Search the material for the string "structured" and copy each line where it occurs.

────────────────────────────────────────

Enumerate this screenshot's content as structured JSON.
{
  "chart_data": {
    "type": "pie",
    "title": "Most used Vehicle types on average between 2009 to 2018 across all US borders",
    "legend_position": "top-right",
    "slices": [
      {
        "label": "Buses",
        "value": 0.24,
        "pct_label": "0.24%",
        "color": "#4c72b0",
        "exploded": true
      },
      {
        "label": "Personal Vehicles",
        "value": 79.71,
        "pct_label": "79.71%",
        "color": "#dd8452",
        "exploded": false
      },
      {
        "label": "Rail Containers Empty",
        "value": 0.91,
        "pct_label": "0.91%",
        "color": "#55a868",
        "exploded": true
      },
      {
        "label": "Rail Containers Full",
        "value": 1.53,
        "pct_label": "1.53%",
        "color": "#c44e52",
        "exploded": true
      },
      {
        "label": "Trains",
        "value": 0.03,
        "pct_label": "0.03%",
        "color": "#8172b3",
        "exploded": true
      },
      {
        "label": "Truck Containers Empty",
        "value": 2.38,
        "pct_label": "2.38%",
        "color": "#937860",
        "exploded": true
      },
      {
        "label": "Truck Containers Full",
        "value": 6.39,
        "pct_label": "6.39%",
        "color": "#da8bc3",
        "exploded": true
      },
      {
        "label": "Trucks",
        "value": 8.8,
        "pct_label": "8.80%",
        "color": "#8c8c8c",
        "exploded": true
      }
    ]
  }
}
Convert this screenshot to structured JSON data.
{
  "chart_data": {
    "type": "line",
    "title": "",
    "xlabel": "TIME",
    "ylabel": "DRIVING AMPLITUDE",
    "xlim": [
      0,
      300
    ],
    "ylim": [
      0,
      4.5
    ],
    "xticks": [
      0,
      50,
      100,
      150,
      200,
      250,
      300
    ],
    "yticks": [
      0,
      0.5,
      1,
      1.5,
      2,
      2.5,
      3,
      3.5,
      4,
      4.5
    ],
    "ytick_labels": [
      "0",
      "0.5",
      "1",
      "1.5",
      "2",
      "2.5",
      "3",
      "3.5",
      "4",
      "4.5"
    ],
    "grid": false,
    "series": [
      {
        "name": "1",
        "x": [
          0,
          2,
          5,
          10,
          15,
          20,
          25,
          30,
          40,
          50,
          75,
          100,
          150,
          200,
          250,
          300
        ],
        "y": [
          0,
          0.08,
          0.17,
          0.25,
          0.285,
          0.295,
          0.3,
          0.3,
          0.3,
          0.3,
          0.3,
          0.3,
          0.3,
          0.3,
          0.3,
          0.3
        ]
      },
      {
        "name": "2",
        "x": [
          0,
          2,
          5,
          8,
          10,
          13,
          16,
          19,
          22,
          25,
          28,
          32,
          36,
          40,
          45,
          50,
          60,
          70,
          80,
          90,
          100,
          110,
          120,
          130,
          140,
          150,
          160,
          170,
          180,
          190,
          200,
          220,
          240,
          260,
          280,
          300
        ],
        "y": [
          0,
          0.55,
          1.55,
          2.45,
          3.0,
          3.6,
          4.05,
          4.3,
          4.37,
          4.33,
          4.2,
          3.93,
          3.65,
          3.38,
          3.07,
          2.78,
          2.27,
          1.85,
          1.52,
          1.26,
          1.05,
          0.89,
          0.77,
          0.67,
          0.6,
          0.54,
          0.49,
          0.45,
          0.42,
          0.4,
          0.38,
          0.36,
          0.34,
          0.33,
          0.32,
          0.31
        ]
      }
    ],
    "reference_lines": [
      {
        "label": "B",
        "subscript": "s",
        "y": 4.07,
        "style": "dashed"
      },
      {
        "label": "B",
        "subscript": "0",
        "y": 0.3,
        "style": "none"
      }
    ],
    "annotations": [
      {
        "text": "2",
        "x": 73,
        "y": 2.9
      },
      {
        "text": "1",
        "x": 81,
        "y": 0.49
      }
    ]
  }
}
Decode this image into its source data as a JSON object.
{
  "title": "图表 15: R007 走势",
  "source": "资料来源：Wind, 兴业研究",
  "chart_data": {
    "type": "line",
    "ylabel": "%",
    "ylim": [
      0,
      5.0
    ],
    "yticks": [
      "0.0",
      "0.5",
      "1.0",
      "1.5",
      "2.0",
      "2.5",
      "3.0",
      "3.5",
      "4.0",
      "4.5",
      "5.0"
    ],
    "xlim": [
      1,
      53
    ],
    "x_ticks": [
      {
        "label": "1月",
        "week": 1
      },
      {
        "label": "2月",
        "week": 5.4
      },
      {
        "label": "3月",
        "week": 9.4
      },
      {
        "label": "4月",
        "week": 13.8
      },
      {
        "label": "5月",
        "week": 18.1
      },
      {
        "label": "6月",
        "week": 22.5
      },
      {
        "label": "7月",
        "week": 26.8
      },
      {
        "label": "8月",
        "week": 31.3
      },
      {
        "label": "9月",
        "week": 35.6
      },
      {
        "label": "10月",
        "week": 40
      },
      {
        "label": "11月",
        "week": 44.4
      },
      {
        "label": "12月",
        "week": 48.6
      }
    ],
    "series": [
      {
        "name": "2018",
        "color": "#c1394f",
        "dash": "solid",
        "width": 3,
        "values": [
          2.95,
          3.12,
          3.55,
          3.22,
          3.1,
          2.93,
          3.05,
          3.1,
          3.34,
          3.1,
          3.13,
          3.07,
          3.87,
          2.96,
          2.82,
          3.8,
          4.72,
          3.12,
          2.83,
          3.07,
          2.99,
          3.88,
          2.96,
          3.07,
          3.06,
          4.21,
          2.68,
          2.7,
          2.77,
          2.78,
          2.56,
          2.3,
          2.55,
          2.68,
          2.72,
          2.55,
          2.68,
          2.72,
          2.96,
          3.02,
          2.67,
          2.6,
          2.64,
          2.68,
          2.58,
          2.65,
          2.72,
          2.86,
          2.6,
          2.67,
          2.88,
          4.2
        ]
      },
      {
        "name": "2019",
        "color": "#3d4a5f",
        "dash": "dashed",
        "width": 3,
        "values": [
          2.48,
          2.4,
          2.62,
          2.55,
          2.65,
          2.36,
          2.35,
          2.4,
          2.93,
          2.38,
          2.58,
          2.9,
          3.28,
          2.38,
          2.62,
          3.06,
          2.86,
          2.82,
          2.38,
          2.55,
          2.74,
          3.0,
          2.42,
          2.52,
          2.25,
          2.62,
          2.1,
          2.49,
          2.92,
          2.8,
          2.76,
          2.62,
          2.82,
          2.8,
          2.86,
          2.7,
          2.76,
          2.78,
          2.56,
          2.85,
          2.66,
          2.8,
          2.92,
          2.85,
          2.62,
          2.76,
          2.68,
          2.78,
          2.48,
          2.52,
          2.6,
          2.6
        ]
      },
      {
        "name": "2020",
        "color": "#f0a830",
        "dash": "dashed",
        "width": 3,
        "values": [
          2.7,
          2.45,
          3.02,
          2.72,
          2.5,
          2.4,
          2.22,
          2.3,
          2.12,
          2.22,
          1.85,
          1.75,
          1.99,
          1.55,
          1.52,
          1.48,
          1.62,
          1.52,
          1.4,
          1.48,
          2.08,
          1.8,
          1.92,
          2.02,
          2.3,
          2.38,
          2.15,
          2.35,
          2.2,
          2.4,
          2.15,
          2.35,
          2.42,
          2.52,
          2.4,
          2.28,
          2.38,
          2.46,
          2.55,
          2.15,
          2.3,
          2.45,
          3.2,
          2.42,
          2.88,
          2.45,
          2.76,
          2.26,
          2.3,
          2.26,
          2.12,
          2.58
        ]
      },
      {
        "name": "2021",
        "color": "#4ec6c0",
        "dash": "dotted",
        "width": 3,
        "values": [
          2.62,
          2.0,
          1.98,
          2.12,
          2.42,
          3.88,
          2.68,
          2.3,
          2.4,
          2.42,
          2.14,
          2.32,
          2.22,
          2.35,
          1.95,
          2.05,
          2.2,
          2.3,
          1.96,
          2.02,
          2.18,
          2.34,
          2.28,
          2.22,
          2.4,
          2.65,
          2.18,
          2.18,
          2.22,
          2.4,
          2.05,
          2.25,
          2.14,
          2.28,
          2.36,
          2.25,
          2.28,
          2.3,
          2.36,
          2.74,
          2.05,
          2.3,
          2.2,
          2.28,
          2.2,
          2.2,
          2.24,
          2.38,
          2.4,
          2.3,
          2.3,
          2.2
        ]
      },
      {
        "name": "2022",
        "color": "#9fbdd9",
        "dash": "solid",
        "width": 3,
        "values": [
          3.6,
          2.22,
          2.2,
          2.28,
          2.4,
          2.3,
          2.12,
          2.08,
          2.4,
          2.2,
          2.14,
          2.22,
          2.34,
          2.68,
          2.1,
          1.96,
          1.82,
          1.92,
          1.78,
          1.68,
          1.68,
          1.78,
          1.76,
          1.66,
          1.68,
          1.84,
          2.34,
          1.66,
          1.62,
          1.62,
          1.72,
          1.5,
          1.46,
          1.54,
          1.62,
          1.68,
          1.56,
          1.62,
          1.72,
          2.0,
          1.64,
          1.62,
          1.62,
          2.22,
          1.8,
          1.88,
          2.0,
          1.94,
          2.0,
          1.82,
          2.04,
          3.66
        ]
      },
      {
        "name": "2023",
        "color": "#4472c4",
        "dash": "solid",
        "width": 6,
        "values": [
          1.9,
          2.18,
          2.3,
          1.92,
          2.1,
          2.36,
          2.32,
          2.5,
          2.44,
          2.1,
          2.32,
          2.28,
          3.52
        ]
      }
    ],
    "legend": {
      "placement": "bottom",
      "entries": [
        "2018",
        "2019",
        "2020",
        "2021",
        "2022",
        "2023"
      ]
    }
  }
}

────────────────────────────────────────

Completed task:
Enumerate this screenshot's content as structured JSON.
Convert this screenshot to structured JSON data.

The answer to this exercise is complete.